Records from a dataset
# # #
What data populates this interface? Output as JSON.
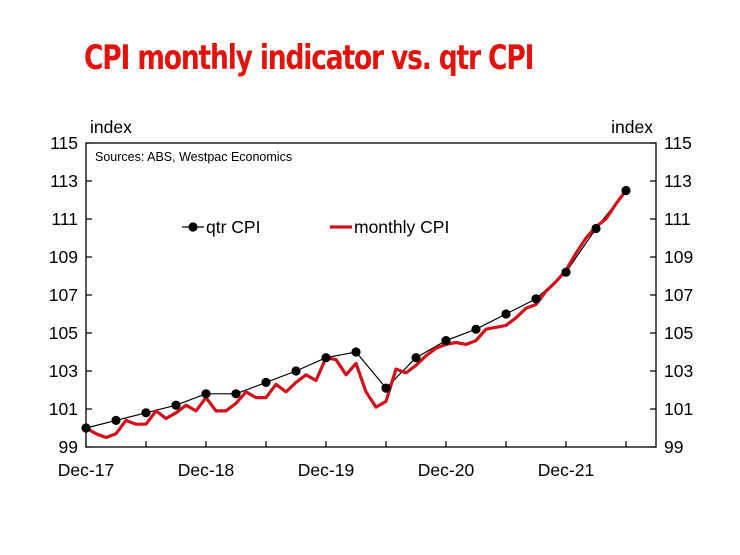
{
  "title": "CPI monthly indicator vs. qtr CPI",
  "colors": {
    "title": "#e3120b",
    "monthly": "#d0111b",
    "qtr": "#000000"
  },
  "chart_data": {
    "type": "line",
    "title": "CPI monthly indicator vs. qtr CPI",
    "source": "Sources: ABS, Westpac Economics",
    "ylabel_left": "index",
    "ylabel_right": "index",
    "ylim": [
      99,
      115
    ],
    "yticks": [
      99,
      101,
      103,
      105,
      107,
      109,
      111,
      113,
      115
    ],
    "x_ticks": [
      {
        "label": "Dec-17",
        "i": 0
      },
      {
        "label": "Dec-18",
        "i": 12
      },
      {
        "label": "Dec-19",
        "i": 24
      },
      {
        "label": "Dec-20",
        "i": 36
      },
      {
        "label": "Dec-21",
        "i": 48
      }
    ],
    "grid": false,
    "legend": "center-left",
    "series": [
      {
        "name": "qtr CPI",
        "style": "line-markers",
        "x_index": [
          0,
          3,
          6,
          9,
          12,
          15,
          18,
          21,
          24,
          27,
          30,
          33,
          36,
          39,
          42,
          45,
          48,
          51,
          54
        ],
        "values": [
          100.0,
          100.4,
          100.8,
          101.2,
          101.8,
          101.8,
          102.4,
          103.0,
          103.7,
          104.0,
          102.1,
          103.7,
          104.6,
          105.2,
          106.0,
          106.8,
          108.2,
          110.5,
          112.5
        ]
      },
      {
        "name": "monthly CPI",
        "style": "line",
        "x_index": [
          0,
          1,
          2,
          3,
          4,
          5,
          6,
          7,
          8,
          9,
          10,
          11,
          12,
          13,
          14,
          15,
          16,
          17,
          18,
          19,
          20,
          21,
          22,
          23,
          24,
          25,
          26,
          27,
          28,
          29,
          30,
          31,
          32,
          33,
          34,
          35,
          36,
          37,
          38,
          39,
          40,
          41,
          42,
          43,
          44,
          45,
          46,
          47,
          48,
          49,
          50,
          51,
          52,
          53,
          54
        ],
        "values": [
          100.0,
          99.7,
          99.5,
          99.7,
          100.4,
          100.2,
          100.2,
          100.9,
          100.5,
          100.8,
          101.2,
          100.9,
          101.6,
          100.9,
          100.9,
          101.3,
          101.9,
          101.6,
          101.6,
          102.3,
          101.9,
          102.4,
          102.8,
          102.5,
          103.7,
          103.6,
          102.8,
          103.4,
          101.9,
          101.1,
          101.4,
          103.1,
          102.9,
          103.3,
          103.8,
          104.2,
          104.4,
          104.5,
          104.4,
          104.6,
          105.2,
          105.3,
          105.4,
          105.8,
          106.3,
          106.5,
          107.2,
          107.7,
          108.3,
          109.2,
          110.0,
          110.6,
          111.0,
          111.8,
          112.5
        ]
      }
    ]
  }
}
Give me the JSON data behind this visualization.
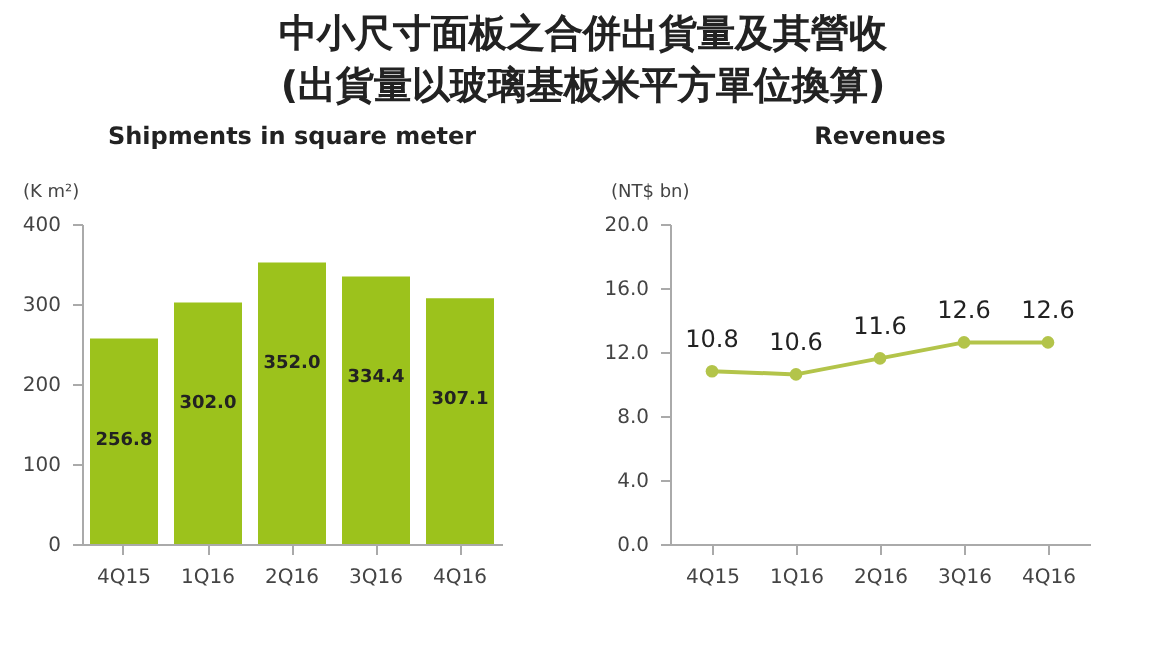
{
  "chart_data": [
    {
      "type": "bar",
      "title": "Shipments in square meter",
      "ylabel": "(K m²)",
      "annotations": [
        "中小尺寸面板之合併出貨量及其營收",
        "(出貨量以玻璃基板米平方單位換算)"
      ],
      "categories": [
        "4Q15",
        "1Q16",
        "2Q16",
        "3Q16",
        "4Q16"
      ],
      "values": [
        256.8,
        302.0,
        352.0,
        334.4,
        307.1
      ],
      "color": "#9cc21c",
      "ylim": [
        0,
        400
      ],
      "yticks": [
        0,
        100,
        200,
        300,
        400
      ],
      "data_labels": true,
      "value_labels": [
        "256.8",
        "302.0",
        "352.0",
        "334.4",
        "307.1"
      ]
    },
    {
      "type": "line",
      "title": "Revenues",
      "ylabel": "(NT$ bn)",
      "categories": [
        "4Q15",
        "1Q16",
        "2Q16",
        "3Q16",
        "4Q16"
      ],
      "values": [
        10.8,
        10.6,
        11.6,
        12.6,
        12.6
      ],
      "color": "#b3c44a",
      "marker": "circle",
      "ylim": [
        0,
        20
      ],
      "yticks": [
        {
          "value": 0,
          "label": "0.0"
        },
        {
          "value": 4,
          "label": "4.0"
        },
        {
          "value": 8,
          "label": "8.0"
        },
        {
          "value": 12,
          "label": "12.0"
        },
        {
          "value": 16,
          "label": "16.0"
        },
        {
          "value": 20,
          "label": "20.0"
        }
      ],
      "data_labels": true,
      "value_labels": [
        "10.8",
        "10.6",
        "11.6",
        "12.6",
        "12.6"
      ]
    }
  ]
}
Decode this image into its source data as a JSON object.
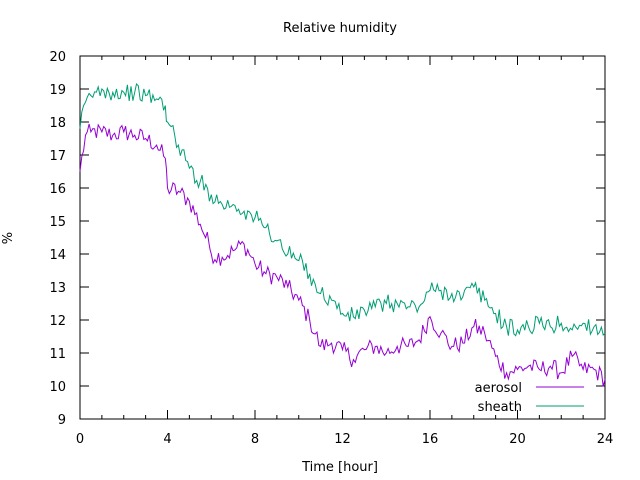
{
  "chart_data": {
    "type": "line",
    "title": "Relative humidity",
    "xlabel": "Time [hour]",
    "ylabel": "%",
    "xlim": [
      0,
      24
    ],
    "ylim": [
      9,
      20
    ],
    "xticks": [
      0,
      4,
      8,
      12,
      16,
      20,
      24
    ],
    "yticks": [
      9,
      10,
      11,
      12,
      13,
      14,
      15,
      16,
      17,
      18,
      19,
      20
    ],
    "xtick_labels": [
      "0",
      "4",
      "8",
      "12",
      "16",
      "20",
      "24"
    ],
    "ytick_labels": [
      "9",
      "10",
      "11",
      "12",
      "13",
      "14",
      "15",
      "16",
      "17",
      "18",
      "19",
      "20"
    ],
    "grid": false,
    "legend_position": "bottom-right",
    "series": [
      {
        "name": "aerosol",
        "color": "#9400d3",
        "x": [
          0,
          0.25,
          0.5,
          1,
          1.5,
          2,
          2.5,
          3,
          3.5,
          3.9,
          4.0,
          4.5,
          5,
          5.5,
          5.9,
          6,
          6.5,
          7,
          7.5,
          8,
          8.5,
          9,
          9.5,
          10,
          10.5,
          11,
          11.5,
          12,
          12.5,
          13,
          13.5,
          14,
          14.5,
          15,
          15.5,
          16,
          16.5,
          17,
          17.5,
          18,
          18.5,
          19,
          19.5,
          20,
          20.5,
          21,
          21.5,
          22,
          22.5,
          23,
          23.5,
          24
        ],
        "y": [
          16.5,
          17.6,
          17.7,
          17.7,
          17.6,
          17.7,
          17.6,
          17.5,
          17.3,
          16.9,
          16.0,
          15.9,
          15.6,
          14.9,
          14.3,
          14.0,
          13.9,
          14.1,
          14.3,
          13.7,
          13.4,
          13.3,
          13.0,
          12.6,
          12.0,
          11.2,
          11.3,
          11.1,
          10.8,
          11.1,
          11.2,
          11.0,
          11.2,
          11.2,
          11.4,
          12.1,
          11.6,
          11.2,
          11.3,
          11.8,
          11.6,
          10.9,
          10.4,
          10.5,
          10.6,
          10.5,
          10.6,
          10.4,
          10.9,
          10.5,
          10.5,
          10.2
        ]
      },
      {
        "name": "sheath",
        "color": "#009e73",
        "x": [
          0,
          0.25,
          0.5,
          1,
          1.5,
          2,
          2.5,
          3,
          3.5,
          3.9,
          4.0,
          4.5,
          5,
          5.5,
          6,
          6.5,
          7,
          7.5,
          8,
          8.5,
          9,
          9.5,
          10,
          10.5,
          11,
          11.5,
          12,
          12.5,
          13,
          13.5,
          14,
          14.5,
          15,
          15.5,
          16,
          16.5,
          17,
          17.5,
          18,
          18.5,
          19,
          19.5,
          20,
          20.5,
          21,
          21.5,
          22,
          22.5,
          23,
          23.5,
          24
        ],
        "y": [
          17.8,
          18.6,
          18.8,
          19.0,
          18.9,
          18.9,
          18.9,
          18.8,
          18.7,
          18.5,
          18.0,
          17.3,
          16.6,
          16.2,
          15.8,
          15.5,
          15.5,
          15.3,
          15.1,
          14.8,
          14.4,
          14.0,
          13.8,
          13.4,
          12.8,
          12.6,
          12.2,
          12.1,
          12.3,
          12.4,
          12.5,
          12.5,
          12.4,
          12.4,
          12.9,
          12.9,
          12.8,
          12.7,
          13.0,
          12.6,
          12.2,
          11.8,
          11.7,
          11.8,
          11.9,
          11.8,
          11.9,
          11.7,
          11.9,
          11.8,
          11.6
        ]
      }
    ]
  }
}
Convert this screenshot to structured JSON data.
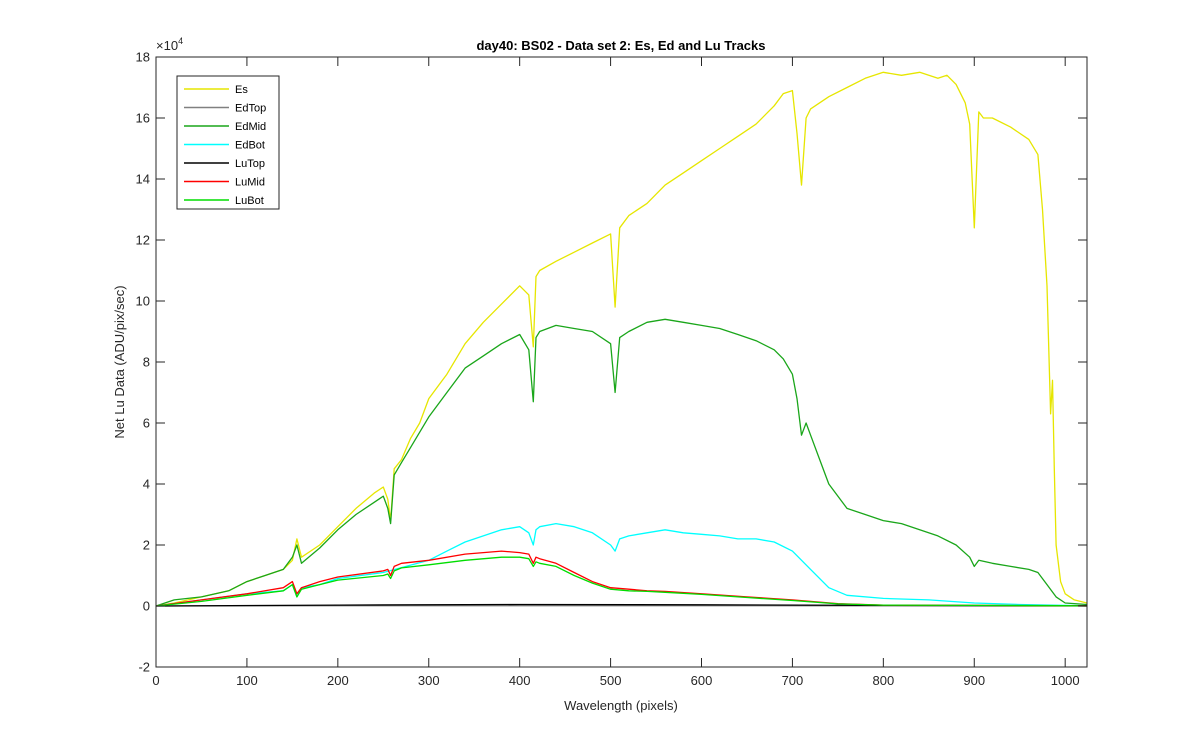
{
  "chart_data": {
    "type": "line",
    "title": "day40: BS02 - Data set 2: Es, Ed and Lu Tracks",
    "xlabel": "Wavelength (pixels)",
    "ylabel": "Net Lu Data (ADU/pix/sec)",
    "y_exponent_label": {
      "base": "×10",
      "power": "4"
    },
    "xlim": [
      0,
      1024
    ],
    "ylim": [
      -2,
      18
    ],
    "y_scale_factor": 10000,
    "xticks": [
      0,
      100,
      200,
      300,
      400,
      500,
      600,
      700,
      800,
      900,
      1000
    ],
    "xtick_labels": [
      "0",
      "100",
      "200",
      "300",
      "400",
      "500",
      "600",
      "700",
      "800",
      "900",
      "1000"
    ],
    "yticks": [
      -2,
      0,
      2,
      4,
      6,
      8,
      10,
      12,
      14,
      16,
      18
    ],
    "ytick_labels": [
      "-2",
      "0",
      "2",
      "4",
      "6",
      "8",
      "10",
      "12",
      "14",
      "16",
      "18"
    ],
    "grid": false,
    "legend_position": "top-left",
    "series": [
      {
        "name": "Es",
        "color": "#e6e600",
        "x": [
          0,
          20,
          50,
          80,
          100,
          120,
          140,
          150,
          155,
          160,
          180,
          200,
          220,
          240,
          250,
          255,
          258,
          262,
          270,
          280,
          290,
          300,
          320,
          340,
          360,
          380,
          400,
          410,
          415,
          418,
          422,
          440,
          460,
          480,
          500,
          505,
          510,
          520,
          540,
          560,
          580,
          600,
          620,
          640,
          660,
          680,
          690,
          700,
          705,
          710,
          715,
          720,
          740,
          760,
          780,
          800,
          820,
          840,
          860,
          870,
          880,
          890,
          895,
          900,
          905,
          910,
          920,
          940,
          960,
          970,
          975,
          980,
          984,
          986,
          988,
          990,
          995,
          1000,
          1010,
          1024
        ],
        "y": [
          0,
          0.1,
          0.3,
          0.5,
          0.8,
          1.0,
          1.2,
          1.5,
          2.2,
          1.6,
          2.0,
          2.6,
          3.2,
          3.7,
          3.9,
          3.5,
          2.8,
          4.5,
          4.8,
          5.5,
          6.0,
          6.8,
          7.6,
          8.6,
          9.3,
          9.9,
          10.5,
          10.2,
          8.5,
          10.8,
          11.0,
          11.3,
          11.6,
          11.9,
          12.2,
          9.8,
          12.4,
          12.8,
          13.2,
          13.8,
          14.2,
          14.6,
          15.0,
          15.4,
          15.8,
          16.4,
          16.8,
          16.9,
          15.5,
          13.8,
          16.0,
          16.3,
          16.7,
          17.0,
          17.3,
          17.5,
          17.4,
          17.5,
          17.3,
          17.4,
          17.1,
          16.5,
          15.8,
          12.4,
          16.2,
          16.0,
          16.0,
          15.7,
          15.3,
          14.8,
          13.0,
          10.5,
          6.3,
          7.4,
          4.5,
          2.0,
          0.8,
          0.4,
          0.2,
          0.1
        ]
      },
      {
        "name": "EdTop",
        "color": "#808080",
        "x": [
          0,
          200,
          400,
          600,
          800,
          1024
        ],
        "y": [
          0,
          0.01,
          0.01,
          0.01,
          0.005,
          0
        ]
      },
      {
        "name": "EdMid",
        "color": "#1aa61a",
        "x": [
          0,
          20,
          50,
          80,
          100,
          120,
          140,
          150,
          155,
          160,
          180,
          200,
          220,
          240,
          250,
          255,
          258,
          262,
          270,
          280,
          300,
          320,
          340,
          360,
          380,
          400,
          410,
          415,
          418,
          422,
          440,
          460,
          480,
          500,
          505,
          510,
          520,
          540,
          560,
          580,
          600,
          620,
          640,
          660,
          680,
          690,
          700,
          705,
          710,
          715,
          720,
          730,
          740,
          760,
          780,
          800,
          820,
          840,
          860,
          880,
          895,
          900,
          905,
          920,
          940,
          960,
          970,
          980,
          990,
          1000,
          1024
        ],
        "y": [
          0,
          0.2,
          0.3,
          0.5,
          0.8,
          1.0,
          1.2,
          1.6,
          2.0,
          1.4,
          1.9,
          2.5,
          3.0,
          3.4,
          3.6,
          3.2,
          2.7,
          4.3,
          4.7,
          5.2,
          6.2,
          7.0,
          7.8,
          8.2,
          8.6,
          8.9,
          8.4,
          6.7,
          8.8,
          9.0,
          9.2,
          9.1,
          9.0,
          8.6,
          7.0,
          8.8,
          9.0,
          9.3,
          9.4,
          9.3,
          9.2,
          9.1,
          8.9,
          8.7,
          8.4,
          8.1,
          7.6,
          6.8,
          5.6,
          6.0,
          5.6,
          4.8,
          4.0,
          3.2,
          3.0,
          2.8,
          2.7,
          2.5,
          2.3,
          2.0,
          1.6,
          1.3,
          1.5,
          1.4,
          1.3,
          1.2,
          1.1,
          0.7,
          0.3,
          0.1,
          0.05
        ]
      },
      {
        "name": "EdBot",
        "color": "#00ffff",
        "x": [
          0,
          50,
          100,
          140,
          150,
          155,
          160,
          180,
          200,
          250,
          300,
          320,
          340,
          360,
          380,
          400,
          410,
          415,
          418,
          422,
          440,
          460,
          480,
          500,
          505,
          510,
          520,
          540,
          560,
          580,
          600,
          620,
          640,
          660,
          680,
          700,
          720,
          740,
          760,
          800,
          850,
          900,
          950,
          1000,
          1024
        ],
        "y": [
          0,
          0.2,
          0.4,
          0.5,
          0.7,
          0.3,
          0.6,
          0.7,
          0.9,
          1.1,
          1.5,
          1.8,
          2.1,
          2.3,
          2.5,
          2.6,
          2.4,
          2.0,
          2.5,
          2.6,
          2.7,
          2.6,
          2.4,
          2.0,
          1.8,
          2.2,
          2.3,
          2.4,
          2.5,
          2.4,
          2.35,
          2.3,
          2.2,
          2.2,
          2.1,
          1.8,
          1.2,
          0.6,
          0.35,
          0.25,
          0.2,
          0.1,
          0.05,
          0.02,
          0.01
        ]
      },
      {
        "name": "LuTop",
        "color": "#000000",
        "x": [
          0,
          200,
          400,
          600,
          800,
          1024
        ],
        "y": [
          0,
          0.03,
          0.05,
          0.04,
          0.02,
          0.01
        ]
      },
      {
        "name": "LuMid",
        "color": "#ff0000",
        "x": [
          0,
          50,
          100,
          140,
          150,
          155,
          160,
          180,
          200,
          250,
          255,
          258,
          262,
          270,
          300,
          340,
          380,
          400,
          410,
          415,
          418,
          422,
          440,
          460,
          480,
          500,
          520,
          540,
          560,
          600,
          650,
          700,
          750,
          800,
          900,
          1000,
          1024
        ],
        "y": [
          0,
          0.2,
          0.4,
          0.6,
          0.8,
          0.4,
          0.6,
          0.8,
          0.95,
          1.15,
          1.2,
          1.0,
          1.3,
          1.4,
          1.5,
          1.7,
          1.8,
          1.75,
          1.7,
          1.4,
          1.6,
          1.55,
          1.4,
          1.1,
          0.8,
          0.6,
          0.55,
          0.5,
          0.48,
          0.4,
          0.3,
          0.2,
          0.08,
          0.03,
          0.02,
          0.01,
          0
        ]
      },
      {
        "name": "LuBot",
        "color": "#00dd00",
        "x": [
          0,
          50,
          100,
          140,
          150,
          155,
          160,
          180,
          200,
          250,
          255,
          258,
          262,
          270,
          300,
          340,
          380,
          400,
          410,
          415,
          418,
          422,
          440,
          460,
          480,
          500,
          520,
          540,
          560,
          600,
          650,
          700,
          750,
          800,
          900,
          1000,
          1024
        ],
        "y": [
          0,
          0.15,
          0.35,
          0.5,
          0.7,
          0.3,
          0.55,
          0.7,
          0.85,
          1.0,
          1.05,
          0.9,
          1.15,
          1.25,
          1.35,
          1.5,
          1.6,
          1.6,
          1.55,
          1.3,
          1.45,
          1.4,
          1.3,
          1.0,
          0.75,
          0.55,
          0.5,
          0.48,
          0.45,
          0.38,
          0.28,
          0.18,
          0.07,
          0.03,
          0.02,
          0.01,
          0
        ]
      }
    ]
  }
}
# # #
■ **Exercise objective**:
Filter the records above and return every line that holds the word "title".

■ **Answer to the task**:
  "title": "CPI monthly indicator vs. qtr CPI",
    "title": "#e3120b",
    "title": "CPI monthly indicator vs. qtr CPI",
      "title": "Shipments in square meter",
      "title": "Revenues",
    "title": "Relative humidity",
    "title": "day40: BS02 - Data set 2: Es, Ed and Lu Tracks",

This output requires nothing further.